# START OF Records for the exercise

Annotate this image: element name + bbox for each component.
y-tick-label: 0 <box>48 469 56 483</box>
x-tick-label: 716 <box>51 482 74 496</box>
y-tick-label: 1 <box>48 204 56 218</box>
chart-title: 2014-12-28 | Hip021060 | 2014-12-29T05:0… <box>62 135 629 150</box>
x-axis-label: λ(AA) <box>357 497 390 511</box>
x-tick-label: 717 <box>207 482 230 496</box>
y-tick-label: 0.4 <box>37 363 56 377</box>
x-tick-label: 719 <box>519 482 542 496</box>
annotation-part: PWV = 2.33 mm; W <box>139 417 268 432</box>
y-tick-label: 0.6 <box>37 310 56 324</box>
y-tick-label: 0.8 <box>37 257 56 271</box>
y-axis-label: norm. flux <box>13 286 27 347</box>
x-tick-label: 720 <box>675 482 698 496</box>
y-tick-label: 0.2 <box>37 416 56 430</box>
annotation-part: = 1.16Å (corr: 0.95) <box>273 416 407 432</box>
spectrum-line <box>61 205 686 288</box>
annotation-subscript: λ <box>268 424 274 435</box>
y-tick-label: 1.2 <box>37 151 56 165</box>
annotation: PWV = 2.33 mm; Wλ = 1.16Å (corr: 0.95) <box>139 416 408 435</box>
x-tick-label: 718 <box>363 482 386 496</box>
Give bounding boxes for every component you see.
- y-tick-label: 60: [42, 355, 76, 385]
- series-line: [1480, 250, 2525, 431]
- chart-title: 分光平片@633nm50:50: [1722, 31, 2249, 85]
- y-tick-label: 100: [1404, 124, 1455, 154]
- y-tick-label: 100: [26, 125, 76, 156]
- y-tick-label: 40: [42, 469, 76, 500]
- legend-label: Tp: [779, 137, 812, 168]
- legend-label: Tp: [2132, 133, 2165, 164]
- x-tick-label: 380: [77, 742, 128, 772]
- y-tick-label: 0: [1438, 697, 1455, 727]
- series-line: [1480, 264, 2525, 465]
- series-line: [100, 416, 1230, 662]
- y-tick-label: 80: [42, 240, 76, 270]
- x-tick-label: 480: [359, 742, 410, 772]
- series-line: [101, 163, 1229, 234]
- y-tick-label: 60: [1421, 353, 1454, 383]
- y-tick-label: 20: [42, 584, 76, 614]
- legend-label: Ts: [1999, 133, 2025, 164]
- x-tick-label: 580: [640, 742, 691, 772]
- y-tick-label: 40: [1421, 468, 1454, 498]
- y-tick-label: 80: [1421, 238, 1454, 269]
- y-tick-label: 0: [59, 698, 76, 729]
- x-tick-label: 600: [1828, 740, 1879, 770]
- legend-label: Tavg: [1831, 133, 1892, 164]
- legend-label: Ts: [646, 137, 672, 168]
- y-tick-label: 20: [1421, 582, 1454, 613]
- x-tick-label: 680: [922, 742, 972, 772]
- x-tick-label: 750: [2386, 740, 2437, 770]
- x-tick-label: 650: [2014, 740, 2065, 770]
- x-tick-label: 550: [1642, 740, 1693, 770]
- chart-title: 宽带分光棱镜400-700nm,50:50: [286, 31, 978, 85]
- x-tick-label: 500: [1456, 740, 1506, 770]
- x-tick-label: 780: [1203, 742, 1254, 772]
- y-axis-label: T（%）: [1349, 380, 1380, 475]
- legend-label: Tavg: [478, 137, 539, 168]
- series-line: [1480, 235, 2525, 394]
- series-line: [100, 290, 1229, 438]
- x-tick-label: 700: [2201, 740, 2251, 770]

# END OF Records for the exercise

Your task: Reproduce every line of the records above without changing anything.

Solution for this problem:
Annotate this image: element name + bbox for each component.
y-tick-label: 0 <box>48 469 56 483</box>
x-tick-label: 716 <box>51 482 74 496</box>
y-tick-label: 1 <box>48 204 56 218</box>
chart-title: 2014-12-28 | Hip021060 | 2014-12-29T05:0… <box>62 135 629 150</box>
x-axis-label: λ(AA) <box>357 497 390 511</box>
x-tick-label: 717 <box>207 482 230 496</box>
y-tick-label: 0.4 <box>37 363 56 377</box>
x-tick-label: 719 <box>519 482 542 496</box>
annotation-part: PWV = 2.33 mm; W <box>139 417 268 432</box>
y-tick-label: 0.6 <box>37 310 56 324</box>
y-tick-label: 0.8 <box>37 257 56 271</box>
y-axis-label: norm. flux <box>13 286 27 347</box>
x-tick-label: 720 <box>675 482 698 496</box>
y-tick-label: 0.2 <box>37 416 56 430</box>
annotation-part: = 1.16Å (corr: 0.95) <box>273 416 407 432</box>
spectrum-line <box>61 205 686 288</box>
annotation-subscript: λ <box>268 424 274 435</box>
y-tick-label: 1.2 <box>37 151 56 165</box>
annotation: PWV = 2.33 mm; Wλ = 1.16Å (corr: 0.95) <box>139 416 408 435</box>
x-tick-label: 718 <box>363 482 386 496</box>
Give bounding boxes for every component you see.
- y-tick-label: 60: [42, 355, 76, 385]
- series-line: [1480, 250, 2525, 431]
- chart-title: 分光平片@633nm50:50: [1722, 31, 2249, 85]
- y-tick-label: 100: [1404, 124, 1455, 154]
- y-tick-label: 100: [26, 125, 76, 156]
- y-tick-label: 40: [42, 469, 76, 500]
- legend-label: Tp: [779, 137, 812, 168]
- legend-label: Tp: [2132, 133, 2165, 164]
- x-tick-label: 380: [77, 742, 128, 772]
- y-tick-label: 0: [1438, 697, 1455, 727]
- series-line: [1480, 264, 2525, 465]
- series-line: [100, 416, 1230, 662]
- y-tick-label: 80: [42, 240, 76, 270]
- x-tick-label: 480: [359, 742, 410, 772]
- series-line: [101, 163, 1229, 234]
- y-tick-label: 60: [1421, 353, 1454, 383]
- y-tick-label: 20: [42, 584, 76, 614]
- legend-label: Ts: [1999, 133, 2025, 164]
- x-tick-label: 580: [640, 742, 691, 772]
- y-tick-label: 40: [1421, 468, 1454, 498]
- y-tick-label: 80: [1421, 238, 1454, 269]
- y-tick-label: 0: [59, 698, 76, 729]
- x-tick-label: 600: [1828, 740, 1879, 770]
- legend-label: Tavg: [1831, 133, 1892, 164]
- legend-label: Ts: [646, 137, 672, 168]
- y-tick-label: 20: [1421, 582, 1454, 613]
- x-tick-label: 680: [922, 742, 972, 772]
- x-tick-label: 750: [2386, 740, 2437, 770]
- x-tick-label: 650: [2014, 740, 2065, 770]
- x-tick-label: 550: [1642, 740, 1693, 770]
- chart-title: 宽带分光棱镜400-700nm,50:50: [286, 31, 978, 85]
- x-tick-label: 500: [1456, 740, 1506, 770]
- x-tick-label: 780: [1203, 742, 1254, 772]
- y-axis-label: T（%）: [1349, 380, 1380, 475]
- legend-label: Tavg: [478, 137, 539, 168]
- series-line: [1480, 235, 2525, 394]
- series-line: [100, 290, 1229, 438]
- x-tick-label: 700: [2201, 740, 2251, 770]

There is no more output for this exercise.